### THE PROBLEM
Where does the string "projects" appear? Copy every line of the entries below that holds it.

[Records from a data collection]
----
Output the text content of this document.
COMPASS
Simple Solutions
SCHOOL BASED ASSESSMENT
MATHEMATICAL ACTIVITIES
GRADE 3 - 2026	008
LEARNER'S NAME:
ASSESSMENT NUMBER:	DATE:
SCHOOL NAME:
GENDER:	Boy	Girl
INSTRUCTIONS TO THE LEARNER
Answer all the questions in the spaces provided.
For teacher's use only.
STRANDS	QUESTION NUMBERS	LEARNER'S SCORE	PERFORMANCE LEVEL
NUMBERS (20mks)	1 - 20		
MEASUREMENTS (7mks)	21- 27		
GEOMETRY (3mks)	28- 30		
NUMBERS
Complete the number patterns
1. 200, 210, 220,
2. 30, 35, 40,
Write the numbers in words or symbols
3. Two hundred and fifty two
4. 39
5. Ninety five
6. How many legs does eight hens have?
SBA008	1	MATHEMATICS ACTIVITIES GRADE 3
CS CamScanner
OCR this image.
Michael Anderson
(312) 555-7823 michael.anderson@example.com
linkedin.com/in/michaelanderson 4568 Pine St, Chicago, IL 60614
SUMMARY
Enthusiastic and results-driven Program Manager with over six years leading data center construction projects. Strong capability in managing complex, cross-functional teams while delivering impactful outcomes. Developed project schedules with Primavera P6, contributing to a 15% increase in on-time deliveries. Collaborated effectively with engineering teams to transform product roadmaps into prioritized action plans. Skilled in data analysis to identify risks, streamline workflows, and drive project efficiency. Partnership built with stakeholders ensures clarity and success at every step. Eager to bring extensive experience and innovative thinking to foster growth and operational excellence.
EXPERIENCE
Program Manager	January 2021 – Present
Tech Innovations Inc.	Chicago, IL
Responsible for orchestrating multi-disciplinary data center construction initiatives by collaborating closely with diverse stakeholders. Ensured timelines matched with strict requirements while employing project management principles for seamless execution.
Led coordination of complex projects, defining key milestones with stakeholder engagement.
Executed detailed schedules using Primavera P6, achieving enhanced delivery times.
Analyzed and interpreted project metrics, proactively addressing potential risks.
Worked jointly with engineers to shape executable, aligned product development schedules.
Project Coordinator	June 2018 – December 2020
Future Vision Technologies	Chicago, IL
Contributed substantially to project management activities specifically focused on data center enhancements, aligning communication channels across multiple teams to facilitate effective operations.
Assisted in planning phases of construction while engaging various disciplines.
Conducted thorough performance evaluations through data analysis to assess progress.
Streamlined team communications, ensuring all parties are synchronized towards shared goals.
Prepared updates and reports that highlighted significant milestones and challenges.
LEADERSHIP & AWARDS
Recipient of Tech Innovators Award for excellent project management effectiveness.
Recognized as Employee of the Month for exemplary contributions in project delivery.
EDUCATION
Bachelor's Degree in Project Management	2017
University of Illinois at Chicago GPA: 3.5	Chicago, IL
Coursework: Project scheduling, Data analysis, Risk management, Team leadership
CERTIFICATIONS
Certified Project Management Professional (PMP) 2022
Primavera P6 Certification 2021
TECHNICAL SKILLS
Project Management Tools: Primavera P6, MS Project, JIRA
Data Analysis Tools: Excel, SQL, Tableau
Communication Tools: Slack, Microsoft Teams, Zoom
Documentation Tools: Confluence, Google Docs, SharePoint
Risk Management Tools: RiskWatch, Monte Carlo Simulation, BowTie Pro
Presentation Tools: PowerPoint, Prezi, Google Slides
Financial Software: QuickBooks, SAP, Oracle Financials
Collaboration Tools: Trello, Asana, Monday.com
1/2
----
### SOLUTION TO THE EXERCISE
Enthusiastic and results-driven Program Manager with over six years leading data center construction projects. Strong capability in managing complex, cross-functional teams while delivering impactful outcomes. Developed project schedules with Primavera P6, contributing to a 15% increase in on-time deliveries. Collaborated effectively with engineering teams to transform product roadmaps into prioritized action plans. Skilled in data analysis to identify risks, streamline workflows, and drive project efficiency. Partnership built with stakeholders ensures clarity and success at every step. Eager to bring extensive experience and innovative thinking to foster growth and operational excellence.
Led coordination of complex projects, defining key milestones with stakeholder engagement.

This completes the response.